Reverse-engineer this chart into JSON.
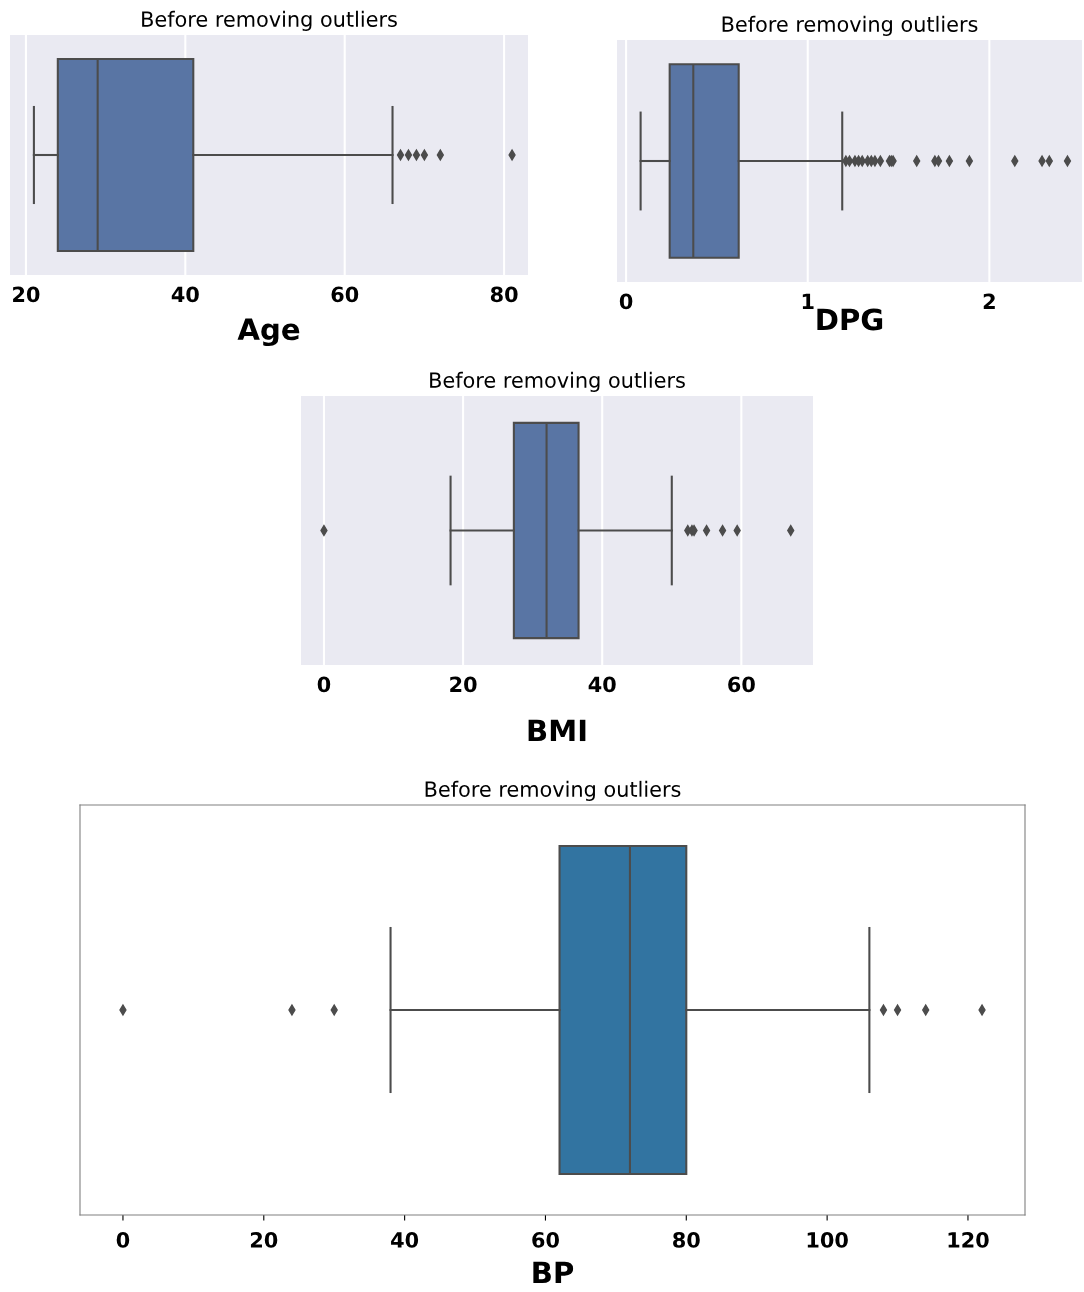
{
  "chart_data": [
    {
      "type": "box",
      "title": "Before removing outliers",
      "xlabel": "Age",
      "categories": [
        null
      ],
      "orientation": "horizontal",
      "color": "#5975a4",
      "grid": "x",
      "marker": "diamond",
      "tick_labels": "x",
      "xlim": [
        18,
        83
      ],
      "xticks": [
        20,
        40,
        60,
        80
      ],
      "boxes": [
        {
          "low": 21,
          "q1": 24,
          "median": 29,
          "q3": 41,
          "high": 66,
          "outliers": [
            67,
            68,
            69,
            70,
            72,
            81
          ]
        }
      ]
    },
    {
      "type": "box",
      "title": "Before removing outliers",
      "xlabel": "DPG",
      "categories": [
        null
      ],
      "orientation": "horizontal",
      "color": "#5975a4",
      "grid": "x",
      "marker": "diamond",
      "tick_labels": "x",
      "xlim": [
        -0.05,
        2.51
      ],
      "xticks": [
        0,
        1,
        2
      ],
      "boxes": [
        {
          "low": 0.08,
          "q1": 0.24,
          "median": 0.37,
          "q3": 0.62,
          "high": 1.19,
          "outliers": [
            1.21,
            1.23,
            1.26,
            1.28,
            1.3,
            1.33,
            1.35,
            1.37,
            1.4,
            1.45,
            1.46,
            1.47,
            1.6,
            1.7,
            1.72,
            1.78,
            1.89,
            2.14,
            2.29,
            2.33,
            2.43
          ]
        }
      ]
    },
    {
      "type": "box",
      "title": "Before removing outliers",
      "xlabel": "BMI",
      "categories": [
        null
      ],
      "orientation": "horizontal",
      "color": "#5975a4",
      "grid": "x",
      "marker": "diamond",
      "tick_labels": "x",
      "xlim": [
        -3.3,
        70.3
      ],
      "xticks": [
        0,
        20,
        40,
        60
      ],
      "boxes": [
        {
          "low": 18.2,
          "q1": 27.3,
          "median": 32,
          "q3": 36.6,
          "high": 50,
          "outliers": [
            0,
            52.3,
            52.9,
            53.2,
            55,
            57.3,
            59.4,
            67.1
          ]
        }
      ]
    },
    {
      "type": "box",
      "title": "Before removing outliers",
      "xlabel": "BP",
      "categories": [
        null
      ],
      "orientation": "horizontal",
      "color": "#3274a1",
      "grid": false,
      "marker": "diamond",
      "tick_labels": "x",
      "xlim": [
        -6.1,
        128.1
      ],
      "xticks": [
        0,
        20,
        40,
        60,
        80,
        100,
        120
      ],
      "boxes": [
        {
          "low": 38,
          "q1": 62,
          "median": 72,
          "q3": 80,
          "high": 106,
          "outliers": [
            0,
            24,
            30,
            108,
            110,
            114,
            122
          ]
        }
      ]
    }
  ]
}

§ What this task involves
Search the data for the word "xlabel" and copy each line where it appears.

§ Full answer
      "xlabel": "Age",
      "xlabel": "DPG",
      "xlabel": "BMI",
      "xlabel": "BP",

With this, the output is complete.